◆ Exercise instructions ◆
Every line that contains "Bars" counts once; give the total number of such lines, with no other words.

Extracted records:
— Start —

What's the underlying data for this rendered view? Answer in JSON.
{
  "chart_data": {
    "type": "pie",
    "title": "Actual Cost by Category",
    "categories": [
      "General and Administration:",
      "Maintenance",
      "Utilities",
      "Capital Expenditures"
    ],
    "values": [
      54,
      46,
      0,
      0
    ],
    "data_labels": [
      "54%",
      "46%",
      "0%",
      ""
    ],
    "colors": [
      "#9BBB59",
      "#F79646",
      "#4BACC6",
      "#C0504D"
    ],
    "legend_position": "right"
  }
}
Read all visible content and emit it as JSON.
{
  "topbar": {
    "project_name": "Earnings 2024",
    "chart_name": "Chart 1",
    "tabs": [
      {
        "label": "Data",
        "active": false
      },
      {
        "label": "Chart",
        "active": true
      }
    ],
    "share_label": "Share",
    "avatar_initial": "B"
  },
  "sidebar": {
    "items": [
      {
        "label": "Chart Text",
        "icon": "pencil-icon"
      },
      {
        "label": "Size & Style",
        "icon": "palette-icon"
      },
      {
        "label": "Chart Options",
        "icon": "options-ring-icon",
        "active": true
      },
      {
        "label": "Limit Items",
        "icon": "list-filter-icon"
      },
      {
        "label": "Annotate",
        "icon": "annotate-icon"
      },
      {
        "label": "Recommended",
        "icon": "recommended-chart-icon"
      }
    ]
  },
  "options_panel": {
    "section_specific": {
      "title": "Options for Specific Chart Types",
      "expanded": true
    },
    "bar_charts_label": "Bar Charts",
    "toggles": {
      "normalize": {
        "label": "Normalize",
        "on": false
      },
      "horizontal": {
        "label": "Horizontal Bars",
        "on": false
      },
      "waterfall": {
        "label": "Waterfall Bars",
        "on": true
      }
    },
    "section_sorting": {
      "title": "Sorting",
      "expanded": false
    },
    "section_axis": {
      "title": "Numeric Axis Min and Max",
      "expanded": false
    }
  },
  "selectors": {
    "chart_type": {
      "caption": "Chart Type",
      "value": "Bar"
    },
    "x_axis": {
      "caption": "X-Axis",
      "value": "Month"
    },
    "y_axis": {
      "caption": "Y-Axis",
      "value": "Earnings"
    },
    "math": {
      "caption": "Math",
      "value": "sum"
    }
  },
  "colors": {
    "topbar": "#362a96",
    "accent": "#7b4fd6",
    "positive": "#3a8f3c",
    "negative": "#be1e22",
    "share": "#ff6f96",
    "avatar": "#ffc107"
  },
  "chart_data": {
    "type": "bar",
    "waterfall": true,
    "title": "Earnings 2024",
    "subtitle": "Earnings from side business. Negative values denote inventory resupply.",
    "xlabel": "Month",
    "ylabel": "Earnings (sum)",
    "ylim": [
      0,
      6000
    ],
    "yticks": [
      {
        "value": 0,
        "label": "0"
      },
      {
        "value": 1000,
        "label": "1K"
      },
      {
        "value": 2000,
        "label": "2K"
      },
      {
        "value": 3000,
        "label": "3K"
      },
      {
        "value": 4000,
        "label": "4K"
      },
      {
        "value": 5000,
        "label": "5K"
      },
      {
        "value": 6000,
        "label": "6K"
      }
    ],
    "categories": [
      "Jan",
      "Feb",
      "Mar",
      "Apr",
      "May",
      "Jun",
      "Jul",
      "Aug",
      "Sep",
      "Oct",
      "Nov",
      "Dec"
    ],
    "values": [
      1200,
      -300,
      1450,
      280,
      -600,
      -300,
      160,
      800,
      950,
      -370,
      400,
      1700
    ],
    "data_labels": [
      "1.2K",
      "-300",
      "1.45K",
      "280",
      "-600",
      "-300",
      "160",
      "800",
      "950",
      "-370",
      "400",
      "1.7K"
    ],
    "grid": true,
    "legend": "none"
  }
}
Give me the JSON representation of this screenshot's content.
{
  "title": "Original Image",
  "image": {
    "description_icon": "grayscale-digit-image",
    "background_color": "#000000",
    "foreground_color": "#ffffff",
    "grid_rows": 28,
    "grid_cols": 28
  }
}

— End —

◆ Finished answer ◆
2